**Collection entries:**
------------------------

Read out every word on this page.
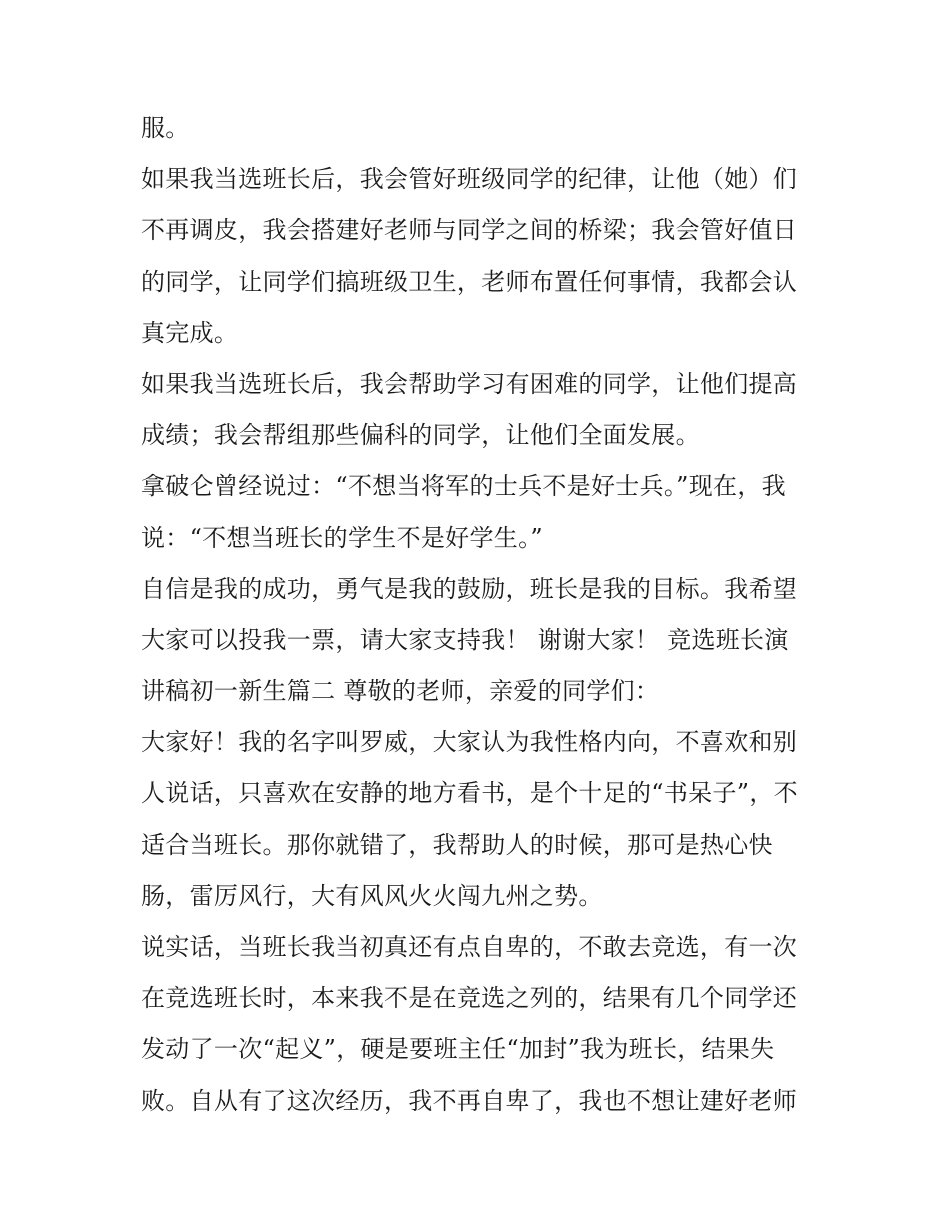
服。
如果我当选班长后，我会管好班级同学的纪律，让他（她）们
不再调皮，我会搭建好老师与同学之间的桥梁；我会管好值日
的同学，让同学们搞班级卫生，老师布置任何事情，我都会认
真完成。
如果我当选班长后，我会帮助学习有困难的同学，让他们提高
成绩；我会帮组那些偏科的同学，让他们全面发展。
拿破仑曾经说过：“不想当将军的士兵不是好士兵。”现在，我
说：“不想当班长的学生不是好学生。”
自信是我的成功，勇气是我的鼓励，班长是我的目标。我希望
大家可以投我一票，请大家支持我！ 谢谢大家！ 竞选班长演
讲稿初一新生篇二 尊敬的老师，亲爱的同学们：
大家好！我的名字叫罗威，大家认为我性格内向，不喜欢和别
人说话，只喜欢在安静的地方看书，是个十足的“书呆子”，不
适合当班长。那你就错了，我帮助人的时候，那可是热心快
肠，雷厉风行，大有风风火火闯九州之势。
说实话，当班长我当初真还有点自卑的，不敢去竞选，有一次
在竞选班长时，本来我不是在竞选之列的，结果有几个同学还
发动了一次“起义”，硬是要班主任“加封”我为班长，结果失
败。自从有了这次经历，我不再自卑了，我也不想让建好老师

------------------------

**Your task:** Extract every line of the data exactly; pictures stay out.

**Problem solution:**
Read out every word on this page.
服。
如果我当选班长后，我会管好班级同学的纪律，让他（她）们
不再调皮，我会搭建好老师与同学之间的桥梁；我会管好值日
的同学，让同学们搞班级卫生，老师布置任何事情，我都会认
真完成。
如果我当选班长后，我会帮助学习有困难的同学，让他们提高
成绩；我会帮组那些偏科的同学，让他们全面发展。
拿破仑曾经说过：“不想当将军的士兵不是好士兵。”现在，我
说：“不想当班长的学生不是好学生。”
自信是我的成功，勇气是我的鼓励，班长是我的目标。我希望
大家可以投我一票，请大家支持我！ 谢谢大家！ 竞选班长演
讲稿初一新生篇二 尊敬的老师，亲爱的同学们：
大家好！我的名字叫罗威，大家认为我性格内向，不喜欢和别
人说话，只喜欢在安静的地方看书，是个十足的“书呆子”，不
适合当班长。那你就错了，我帮助人的时候，那可是热心快
肠，雷厉风行，大有风风火火闯九州之势。
说实话，当班长我当初真还有点自卑的，不敢去竞选，有一次
在竞选班长时，本来我不是在竞选之列的，结果有几个同学还
发动了一次“起义”，硬是要班主任“加封”我为班长，结果失
败。自从有了这次经历，我不再自卑了，我也不想让建好老师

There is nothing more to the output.